**Written exercise:**
Below is some material; transcribe all of it exactly.

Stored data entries
/---

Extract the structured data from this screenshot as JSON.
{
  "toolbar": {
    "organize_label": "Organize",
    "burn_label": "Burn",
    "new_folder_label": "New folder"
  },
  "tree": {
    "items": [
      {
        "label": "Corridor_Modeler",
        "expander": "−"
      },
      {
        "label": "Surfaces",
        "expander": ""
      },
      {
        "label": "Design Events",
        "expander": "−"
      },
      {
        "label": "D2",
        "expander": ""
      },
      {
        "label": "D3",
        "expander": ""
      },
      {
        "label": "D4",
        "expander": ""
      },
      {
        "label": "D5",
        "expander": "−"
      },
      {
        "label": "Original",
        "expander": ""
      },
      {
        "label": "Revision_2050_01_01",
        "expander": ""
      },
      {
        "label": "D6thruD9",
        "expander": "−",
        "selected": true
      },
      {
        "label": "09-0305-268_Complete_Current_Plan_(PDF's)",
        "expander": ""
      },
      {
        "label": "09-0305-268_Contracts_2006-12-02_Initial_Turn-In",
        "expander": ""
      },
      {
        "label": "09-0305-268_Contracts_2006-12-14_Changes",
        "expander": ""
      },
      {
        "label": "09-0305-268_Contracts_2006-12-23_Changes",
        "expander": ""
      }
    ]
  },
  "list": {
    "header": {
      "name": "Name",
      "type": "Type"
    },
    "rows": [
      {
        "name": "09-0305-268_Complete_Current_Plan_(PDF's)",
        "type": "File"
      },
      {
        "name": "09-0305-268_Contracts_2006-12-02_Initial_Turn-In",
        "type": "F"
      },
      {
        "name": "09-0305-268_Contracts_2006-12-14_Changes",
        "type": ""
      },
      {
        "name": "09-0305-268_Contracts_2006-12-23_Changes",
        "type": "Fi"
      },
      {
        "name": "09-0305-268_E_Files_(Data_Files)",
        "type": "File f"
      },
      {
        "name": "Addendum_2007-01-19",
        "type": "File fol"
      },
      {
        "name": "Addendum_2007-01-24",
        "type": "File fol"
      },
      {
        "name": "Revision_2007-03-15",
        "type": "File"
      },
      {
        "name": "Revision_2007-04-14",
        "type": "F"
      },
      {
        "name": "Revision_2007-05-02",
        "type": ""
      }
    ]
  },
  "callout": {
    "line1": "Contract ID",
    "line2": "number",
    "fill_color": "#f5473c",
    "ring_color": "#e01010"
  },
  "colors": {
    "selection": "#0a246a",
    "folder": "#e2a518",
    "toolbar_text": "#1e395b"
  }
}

\---

**Response:**
Extract the structured data from this screenshot as JSON.
{
  "toolbar": {
    "organize_label": "Organize",
    "burn_label": "Burn",
    "new_folder_label": "New folder"
  },
  "tree": {
    "items": [
      {
        "label": "Corridor_Modeler",
        "expander": "−"
      },
      {
        "label": "Surfaces",
        "expander": ""
      },
      {
        "label": "Design Events",
        "expander": "−"
      },
      {
        "label": "D2",
        "expander": ""
      },
      {
        "label": "D3",
        "expander": ""
      },
      {
        "label": "D4",
        "expander": ""
      },
      {
        "label": "D5",
        "expander": "−"
      },
      {
        "label": "Original",
        "expander": ""
      },
      {
        "label": "Revision_2050_01_01",
        "expander": ""
      },
      {
        "label": "D6thruD9",
        "expander": "−",
        "selected": true
      },
      {
        "label": "09-0305-268_Complete_Current_Plan_(PDF's)",
        "expander": ""
      },
      {
        "label": "09-0305-268_Contracts_2006-12-02_Initial_Turn-In",
        "expander": ""
      },
      {
        "label": "09-0305-268_Contracts_2006-12-14_Changes",
        "expander": ""
      },
      {
        "label": "09-0305-268_Contracts_2006-12-23_Changes",
        "expander": ""
      }
    ]
  },
  "list": {
    "header": {
      "name": "Name",
      "type": "Type"
    },
    "rows": [
      {
        "name": "09-0305-268_Complete_Current_Plan_(PDF's)",
        "type": "File"
      },
      {
        "name": "09-0305-268_Contracts_2006-12-02_Initial_Turn-In",
        "type": "F"
      },
      {
        "name": "09-0305-268_Contracts_2006-12-14_Changes",
        "type": ""
      },
      {
        "name": "09-0305-268_Contracts_2006-12-23_Changes",
        "type": "Fi"
      },
      {
        "name": "09-0305-268_E_Files_(Data_Files)",
        "type": "File f"
      },
      {
        "name": "Addendum_2007-01-19",
        "type": "File fol"
      },
      {
        "name": "Addendum_2007-01-24",
        "type": "File fol"
      },
      {
        "name": "Revision_2007-03-15",
        "type": "File"
      },
      {
        "name": "Revision_2007-04-14",
        "type": "F"
      },
      {
        "name": "Revision_2007-05-02",
        "type": ""
      }
    ]
  },
  "callout": {
    "line1": "Contract ID",
    "line2": "number",
    "fill_color": "#f5473c",
    "ring_color": "#e01010"
  },
  "colors": {
    "selection": "#0a246a",
    "folder": "#e2a518",
    "toolbar_text": "#1e395b"
  }
}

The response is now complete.